### Entries provided ###
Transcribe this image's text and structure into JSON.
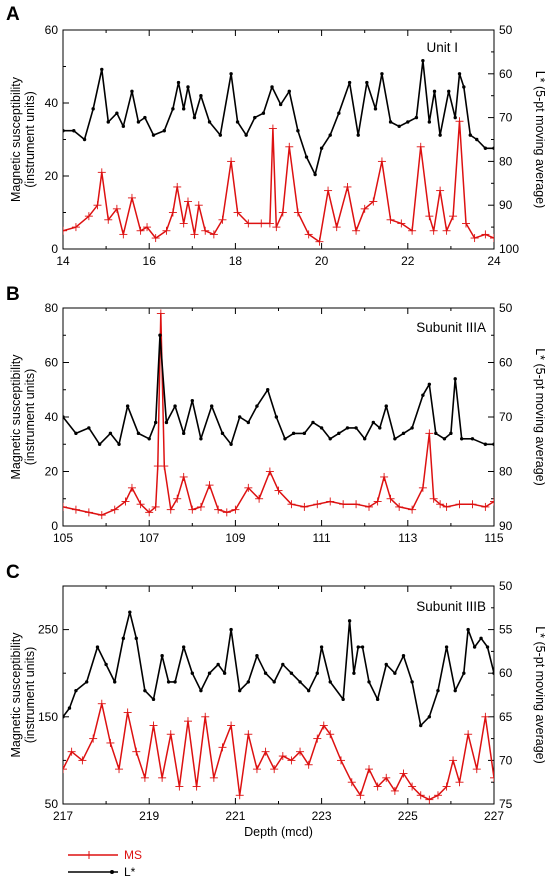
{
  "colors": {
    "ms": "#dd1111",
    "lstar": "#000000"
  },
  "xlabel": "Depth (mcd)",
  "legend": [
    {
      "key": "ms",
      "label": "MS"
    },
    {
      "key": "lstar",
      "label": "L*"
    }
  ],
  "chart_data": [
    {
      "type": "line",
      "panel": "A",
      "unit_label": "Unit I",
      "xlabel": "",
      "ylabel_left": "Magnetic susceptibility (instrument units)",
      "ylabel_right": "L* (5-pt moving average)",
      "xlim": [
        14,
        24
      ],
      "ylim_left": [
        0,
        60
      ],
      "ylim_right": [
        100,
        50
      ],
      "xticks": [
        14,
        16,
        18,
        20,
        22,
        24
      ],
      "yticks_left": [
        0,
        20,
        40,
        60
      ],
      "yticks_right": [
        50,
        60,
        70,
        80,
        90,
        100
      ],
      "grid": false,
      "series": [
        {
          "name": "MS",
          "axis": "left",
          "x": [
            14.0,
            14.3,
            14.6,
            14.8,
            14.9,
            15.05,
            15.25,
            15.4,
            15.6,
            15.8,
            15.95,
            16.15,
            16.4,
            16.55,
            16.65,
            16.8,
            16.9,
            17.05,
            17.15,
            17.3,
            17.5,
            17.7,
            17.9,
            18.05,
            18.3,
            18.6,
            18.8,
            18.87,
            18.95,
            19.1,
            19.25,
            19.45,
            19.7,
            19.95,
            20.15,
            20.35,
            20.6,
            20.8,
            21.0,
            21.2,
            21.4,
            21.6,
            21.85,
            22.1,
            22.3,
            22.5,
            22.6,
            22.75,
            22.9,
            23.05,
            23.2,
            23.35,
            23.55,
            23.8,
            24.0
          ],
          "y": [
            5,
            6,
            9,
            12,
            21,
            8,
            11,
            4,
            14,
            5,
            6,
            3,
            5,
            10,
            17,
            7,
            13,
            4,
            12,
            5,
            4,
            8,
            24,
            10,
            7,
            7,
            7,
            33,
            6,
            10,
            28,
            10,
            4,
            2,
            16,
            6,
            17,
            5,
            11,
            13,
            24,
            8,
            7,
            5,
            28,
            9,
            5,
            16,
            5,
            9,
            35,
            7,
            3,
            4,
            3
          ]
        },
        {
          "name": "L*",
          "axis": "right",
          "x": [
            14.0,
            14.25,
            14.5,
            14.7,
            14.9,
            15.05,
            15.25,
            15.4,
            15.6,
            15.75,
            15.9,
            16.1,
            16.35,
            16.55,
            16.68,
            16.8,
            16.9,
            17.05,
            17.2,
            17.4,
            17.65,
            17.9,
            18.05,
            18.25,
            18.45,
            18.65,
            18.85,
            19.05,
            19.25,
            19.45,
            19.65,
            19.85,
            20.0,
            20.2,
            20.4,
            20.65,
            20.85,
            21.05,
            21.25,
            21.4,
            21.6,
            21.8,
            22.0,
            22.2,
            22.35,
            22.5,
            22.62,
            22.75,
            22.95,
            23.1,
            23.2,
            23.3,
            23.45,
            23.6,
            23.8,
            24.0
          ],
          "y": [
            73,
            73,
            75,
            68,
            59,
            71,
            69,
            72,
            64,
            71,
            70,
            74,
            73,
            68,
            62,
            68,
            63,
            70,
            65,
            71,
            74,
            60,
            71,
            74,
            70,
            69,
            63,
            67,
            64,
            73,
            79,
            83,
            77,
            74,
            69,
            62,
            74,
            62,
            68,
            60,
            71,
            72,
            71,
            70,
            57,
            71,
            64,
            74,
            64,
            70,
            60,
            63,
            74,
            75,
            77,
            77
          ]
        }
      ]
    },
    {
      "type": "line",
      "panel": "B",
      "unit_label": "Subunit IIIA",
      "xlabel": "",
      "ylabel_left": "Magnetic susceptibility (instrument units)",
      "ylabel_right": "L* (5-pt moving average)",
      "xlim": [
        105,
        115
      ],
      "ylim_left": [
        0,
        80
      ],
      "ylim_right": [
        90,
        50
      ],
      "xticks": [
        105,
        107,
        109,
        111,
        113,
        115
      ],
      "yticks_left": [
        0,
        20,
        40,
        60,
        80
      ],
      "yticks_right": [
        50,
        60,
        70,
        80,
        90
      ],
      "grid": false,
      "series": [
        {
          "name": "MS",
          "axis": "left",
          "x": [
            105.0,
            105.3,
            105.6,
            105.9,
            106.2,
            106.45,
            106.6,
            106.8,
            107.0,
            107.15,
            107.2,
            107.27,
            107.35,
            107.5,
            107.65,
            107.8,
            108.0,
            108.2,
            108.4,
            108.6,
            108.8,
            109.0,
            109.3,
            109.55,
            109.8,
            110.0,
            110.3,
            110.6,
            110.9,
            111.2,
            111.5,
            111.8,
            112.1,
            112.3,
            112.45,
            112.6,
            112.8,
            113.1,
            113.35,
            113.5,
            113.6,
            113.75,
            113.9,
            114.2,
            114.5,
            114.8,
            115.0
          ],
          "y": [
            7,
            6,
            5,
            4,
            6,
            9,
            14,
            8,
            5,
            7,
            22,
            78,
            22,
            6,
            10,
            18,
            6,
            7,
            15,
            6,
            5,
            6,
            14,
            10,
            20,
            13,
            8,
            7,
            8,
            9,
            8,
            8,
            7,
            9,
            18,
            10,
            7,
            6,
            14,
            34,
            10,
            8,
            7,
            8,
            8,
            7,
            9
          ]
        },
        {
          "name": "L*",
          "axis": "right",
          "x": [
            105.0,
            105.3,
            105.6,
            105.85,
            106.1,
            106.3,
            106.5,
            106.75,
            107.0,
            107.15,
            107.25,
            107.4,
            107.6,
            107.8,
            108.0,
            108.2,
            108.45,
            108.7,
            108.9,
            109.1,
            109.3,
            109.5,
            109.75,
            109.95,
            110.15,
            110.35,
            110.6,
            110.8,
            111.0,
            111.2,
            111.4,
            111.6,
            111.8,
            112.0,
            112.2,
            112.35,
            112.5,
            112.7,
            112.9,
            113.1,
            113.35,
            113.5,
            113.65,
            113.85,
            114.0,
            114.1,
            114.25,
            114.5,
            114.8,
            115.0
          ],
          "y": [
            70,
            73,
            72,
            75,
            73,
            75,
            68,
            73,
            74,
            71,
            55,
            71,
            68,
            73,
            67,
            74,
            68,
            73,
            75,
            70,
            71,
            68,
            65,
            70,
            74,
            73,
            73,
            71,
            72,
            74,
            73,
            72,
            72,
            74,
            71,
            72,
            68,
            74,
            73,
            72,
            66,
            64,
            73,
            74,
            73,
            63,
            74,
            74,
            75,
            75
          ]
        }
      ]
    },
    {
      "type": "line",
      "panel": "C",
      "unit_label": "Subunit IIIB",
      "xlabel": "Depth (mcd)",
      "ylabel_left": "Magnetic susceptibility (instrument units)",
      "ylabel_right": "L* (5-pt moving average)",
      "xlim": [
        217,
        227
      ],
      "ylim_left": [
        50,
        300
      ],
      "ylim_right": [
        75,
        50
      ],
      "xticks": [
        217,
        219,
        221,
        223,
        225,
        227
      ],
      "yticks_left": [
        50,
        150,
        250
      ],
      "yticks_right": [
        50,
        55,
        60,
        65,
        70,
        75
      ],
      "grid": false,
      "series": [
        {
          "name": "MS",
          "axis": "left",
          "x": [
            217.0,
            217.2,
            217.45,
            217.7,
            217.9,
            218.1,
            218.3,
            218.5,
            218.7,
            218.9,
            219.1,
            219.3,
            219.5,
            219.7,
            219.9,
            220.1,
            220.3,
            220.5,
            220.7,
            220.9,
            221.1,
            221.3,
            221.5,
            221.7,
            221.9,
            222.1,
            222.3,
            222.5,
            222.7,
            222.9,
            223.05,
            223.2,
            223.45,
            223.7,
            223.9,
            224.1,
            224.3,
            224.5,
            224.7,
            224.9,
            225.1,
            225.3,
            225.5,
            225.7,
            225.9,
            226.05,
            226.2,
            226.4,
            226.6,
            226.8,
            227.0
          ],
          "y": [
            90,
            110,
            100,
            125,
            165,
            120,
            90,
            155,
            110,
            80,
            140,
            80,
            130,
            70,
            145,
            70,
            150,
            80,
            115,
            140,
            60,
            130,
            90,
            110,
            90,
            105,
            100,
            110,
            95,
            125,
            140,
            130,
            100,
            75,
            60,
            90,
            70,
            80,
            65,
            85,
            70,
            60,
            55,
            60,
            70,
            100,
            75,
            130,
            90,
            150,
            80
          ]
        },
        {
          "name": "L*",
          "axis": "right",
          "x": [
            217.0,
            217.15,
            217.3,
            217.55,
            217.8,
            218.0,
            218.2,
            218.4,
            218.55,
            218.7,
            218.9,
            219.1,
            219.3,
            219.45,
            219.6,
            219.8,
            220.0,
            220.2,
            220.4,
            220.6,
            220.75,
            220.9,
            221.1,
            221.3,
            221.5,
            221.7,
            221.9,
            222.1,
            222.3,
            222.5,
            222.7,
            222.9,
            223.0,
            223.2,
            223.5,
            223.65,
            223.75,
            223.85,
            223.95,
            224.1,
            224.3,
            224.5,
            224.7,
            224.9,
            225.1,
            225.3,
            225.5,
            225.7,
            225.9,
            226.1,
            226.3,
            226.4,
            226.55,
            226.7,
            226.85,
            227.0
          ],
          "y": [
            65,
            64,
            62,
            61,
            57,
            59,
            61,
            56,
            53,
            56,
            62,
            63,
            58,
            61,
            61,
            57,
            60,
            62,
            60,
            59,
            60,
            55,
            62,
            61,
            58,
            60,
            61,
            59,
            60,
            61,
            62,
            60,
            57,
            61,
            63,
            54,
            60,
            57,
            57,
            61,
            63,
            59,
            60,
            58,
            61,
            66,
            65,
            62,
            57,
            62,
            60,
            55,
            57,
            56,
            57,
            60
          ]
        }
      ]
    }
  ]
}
###
- What is expected -
Take every line that includes the string "Subunit" and copy it.

- Exercise response -
      "unit_label": "Subunit IIIA",
      "unit_label": "Subunit IIIB",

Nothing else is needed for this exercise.